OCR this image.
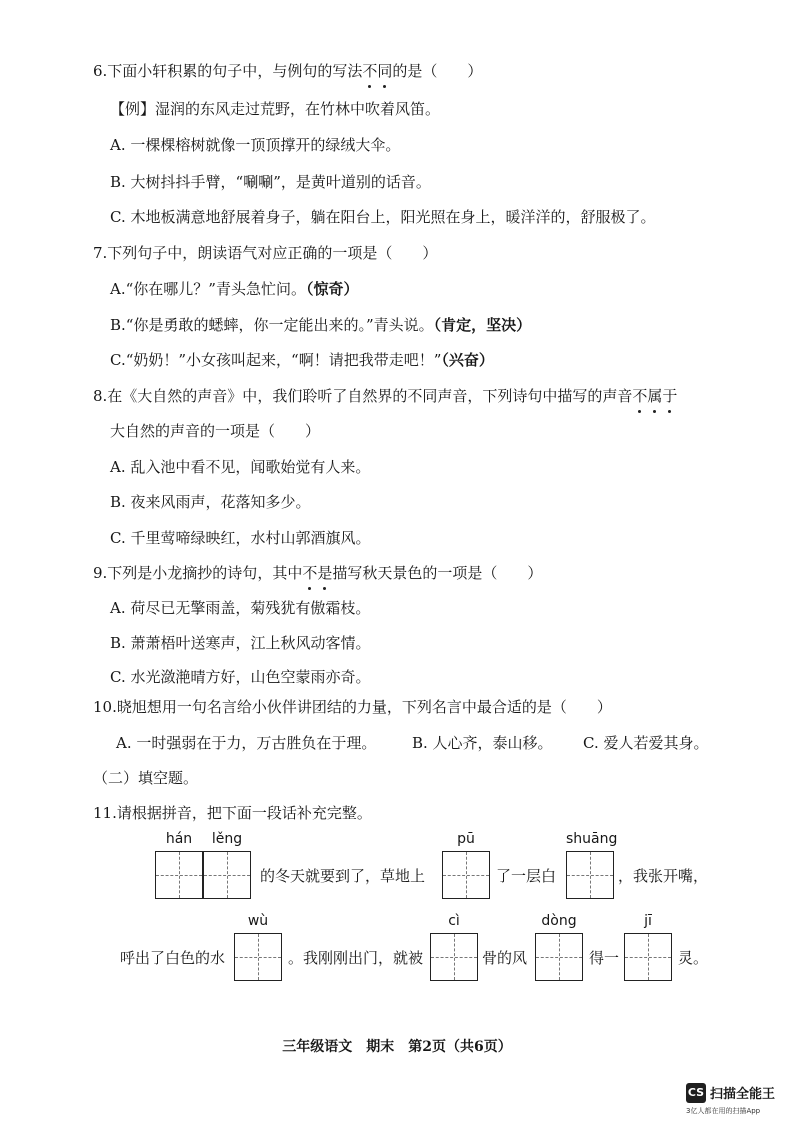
6.下面小轩积累的句子中，与例句的写法不同的是（　　）
【例】湿润的东风走过荒野，在竹林中吹着风笛。
A. 一棵棵榕树就像一顶顶撑开的绿绒大伞。
B. 大树抖抖手臂，“唰唰”，是黄叶道别的话音。
C. 木地板满意地舒展着身子，躺在阳台上，阳光照在身上，暖洋洋的，舒服极了。
7.下列句子中，朗读语气对应正确的一项是（　　）
A.“你在哪儿？”青头急忙问。（惊奇）
B.“你是勇敢的蟋蟀，你一定能出来的。”青头说。（肯定，坚决）
C.“奶奶！”小女孩叫起来，“啊！请把我带走吧！”（兴奋）
8.在《大自然的声音》中，我们聆听了自然界的不同声音，下列诗句中描写的声音不属于
大自然的声音的一项是（　　）
A. 乱入池中看不见，闻歌始觉有人来。
B. 夜来风雨声，花落知多少。
C. 千里莺啼绿映红，水村山郭酒旗风。
9.下列是小龙摘抄的诗句，其中不是描写秋天景色的一项是（　　）
A. 荷尽已无擎雨盖，菊残犹有傲霜枝。
B. 萧萧梧叶送寒声，江上秋风动客情。
C. 水光潋滟晴方好，山色空蒙雨亦奇。
10.晓旭想用一句名言给小伙伴讲团结的力量，下列名言中最合适的是（　　）
A. 一时强弱在于力，万古胜负在于理。 B. 人心齐，泰山移。 C. 爱人若爱其身。
（二）填空题。
11.请根据拼音，把下面一段话补充完整。
hán	lěng
的冬天就要到了，草地上
pū
了一层白
shuāng
，我张开嘴，
呼出了白色的水
wù
。我刚刚出门，就被
cì
骨的风
dòng
得一
jī
灵。
三年级语文　期末　第2页（共6页）
CS 扫描全能王
3亿人都在用的扫描App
++++++
§ **Written request**: Copy the data character for character, but drop all pictures from the copy.

§ **Right answer**:
OCR this image.
6.下面小轩积累的句子中，与例句的写法不同的是（　　）
【例】湿润的东风走过荒野，在竹林中吹着风笛。
A. 一棵棵榕树就像一顶顶撑开的绿绒大伞。
B. 大树抖抖手臂，“唰唰”，是黄叶道别的话音。
C. 木地板满意地舒展着身子，躺在阳台上，阳光照在身上，暖洋洋的，舒服极了。
7.下列句子中，朗读语气对应正确的一项是（　　）
A.“你在哪儿？”青头急忙问。（惊奇）
B.“你是勇敢的蟋蟀，你一定能出来的。”青头说。（肯定，坚决）
C.“奶奶！”小女孩叫起来，“啊！请把我带走吧！”（兴奋）
8.在《大自然的声音》中，我们聆听了自然界的不同声音，下列诗句中描写的声音不属于
大自然的声音的一项是（　　）
A. 乱入池中看不见，闻歌始觉有人来。
B. 夜来风雨声，花落知多少。
C. 千里莺啼绿映红，水村山郭酒旗风。
9.下列是小龙摘抄的诗句，其中不是描写秋天景色的一项是（　　）
A. 荷尽已无擎雨盖，菊残犹有傲霜枝。
B. 萧萧梧叶送寒声，江上秋风动客情。
C. 水光潋滟晴方好，山色空蒙雨亦奇。
10.晓旭想用一句名言给小伙伴讲团结的力量，下列名言中最合适的是（　　）
A. 一时强弱在于力，万古胜负在于理。 B. 人心齐，泰山移。 C. 爱人若爱其身。
（二）填空题。
11.请根据拼音，把下面一段话补充完整。
hán	lěng
的冬天就要到了，草地上
pū
了一层白
shuāng
，我张开嘴，
呼出了白色的水
wù
。我刚刚出门，就被
cì
骨的风
dòng
得一
jī
灵。
三年级语文　期末　第2页（共6页）
CS 扫描全能王
3亿人都在用的扫描App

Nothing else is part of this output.